__Directions for this task__. Determine how many lines in the records hold "auch", and give that number with nothing added.

__Recorded data__.
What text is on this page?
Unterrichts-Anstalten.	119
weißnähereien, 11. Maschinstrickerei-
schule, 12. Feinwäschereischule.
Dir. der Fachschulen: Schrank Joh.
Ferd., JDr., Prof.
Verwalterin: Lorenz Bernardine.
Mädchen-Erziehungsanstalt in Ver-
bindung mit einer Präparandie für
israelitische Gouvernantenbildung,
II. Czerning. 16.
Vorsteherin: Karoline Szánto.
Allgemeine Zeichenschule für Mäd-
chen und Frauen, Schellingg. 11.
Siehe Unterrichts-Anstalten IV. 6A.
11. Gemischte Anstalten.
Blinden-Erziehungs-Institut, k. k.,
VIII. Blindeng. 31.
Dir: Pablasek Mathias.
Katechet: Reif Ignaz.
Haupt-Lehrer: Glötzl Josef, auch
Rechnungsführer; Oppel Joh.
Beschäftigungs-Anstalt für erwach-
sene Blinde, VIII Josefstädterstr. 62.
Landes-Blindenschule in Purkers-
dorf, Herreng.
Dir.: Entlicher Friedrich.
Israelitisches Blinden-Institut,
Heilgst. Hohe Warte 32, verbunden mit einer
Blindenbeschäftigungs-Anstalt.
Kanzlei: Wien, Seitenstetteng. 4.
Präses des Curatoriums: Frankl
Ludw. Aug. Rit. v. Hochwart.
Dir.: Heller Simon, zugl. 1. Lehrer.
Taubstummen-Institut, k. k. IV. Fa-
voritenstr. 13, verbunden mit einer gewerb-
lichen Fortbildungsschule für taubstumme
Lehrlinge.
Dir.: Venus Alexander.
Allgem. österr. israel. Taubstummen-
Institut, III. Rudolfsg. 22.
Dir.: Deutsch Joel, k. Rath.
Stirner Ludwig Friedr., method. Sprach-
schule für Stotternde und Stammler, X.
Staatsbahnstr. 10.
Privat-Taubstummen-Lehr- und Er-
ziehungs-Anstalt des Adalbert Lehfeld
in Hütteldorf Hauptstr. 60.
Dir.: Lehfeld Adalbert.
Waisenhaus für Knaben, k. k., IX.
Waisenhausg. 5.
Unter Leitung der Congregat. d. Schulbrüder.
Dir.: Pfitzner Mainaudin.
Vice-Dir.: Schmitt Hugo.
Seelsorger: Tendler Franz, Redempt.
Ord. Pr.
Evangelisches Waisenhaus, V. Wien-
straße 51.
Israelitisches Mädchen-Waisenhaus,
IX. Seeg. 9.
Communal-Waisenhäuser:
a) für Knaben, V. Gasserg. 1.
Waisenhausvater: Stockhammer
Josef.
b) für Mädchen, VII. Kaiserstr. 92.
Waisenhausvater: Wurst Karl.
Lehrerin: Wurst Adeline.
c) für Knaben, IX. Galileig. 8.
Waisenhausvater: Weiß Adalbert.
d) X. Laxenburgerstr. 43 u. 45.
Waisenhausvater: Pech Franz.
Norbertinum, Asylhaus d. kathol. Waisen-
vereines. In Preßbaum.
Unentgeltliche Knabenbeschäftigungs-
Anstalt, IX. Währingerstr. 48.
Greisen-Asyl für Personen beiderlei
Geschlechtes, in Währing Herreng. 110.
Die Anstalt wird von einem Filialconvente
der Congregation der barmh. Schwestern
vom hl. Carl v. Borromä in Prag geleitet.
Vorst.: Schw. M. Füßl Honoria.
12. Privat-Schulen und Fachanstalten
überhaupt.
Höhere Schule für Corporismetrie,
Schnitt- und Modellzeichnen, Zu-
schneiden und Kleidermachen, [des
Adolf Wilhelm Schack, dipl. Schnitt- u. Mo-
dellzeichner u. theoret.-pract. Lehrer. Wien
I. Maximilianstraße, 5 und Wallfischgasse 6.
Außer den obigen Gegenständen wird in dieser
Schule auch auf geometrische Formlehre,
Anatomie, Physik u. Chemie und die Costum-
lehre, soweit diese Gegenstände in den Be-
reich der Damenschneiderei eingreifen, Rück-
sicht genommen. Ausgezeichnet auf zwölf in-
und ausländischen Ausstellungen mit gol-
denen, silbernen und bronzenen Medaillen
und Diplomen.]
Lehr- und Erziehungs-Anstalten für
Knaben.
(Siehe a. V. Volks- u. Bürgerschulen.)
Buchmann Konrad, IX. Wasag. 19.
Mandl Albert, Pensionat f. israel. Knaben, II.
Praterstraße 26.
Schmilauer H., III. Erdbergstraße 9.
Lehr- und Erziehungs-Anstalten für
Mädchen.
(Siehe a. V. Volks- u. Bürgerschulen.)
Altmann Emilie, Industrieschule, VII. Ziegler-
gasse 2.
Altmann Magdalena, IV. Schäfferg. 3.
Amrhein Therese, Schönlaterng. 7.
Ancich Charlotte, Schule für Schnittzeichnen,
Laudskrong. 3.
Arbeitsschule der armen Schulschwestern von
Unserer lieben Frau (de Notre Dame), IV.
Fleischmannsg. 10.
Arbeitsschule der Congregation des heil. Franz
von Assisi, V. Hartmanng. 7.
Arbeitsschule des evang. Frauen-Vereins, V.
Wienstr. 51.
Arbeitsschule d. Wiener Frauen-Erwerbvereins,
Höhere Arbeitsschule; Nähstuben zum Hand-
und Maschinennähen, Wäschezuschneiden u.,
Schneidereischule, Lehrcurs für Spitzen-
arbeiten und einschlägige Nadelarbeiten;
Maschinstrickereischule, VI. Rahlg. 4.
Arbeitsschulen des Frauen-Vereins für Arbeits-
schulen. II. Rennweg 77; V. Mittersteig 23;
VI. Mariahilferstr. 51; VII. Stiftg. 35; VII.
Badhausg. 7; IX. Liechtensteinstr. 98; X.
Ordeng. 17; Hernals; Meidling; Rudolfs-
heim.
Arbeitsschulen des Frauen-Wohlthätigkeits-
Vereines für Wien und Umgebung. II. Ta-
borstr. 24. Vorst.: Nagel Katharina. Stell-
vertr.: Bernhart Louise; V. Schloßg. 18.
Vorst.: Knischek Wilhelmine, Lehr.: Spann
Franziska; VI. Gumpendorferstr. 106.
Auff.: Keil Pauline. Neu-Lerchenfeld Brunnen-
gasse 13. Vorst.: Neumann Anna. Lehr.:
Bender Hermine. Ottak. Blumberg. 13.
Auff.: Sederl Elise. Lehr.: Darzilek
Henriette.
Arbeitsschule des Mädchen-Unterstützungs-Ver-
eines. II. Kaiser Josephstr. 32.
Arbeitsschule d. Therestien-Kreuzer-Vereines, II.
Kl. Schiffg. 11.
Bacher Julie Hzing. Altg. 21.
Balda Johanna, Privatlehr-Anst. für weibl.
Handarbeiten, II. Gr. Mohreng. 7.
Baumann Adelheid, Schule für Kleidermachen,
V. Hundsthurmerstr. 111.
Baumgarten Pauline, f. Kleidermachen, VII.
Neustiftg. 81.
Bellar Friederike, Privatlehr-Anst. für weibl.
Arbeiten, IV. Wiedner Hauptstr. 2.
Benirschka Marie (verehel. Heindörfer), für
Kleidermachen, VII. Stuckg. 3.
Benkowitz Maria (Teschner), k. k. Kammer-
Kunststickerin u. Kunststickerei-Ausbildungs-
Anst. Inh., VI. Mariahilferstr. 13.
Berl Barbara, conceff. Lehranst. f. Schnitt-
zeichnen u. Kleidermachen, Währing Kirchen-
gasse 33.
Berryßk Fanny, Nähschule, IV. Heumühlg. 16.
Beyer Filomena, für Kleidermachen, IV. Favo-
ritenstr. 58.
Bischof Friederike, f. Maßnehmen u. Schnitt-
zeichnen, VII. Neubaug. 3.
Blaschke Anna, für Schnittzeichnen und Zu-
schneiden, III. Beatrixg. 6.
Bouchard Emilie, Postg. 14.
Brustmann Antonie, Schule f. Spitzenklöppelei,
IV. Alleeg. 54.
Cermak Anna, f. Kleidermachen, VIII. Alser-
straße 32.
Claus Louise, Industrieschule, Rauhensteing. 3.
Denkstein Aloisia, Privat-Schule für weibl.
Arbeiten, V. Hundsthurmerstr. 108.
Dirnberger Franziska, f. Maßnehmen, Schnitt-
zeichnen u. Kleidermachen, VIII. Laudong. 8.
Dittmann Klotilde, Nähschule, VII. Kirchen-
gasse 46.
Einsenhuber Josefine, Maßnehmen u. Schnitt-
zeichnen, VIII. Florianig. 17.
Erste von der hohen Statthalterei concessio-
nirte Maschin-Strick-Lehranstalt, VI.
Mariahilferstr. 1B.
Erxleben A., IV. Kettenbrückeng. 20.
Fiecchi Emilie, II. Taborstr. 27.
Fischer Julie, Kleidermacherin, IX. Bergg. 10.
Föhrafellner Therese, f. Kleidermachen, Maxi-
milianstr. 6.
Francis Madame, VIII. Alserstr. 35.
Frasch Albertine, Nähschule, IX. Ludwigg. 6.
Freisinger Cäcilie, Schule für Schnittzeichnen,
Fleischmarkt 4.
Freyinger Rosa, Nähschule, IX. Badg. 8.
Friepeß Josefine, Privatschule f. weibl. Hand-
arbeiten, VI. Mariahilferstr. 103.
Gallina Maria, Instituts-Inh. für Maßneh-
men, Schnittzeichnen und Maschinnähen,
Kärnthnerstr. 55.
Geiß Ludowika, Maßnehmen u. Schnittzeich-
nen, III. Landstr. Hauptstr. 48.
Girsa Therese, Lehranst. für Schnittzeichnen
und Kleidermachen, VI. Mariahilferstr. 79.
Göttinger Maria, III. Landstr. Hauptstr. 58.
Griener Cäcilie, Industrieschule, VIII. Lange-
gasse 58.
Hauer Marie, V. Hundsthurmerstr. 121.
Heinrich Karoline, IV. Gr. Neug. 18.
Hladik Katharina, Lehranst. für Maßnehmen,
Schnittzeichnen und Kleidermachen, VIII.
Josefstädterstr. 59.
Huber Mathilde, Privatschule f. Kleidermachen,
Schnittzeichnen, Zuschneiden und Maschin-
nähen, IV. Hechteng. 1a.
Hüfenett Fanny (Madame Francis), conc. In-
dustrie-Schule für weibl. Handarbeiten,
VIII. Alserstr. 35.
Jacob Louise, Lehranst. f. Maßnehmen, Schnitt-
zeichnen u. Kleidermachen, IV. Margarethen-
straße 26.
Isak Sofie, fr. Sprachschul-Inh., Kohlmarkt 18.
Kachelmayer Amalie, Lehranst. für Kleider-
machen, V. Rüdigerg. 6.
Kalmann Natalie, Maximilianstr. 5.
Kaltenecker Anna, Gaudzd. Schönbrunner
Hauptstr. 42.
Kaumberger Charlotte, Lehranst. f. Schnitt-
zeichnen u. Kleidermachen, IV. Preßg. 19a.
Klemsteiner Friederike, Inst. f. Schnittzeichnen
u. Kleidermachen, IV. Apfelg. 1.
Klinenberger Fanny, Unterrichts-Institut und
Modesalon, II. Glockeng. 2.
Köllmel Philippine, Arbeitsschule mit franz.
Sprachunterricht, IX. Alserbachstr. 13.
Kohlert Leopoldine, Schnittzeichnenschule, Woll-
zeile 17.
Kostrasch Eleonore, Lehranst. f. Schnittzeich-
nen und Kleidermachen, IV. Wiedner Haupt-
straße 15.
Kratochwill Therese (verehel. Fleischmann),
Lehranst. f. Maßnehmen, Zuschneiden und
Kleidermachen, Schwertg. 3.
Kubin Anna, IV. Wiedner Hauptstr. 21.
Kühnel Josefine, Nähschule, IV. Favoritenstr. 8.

__Solved exercise__. 2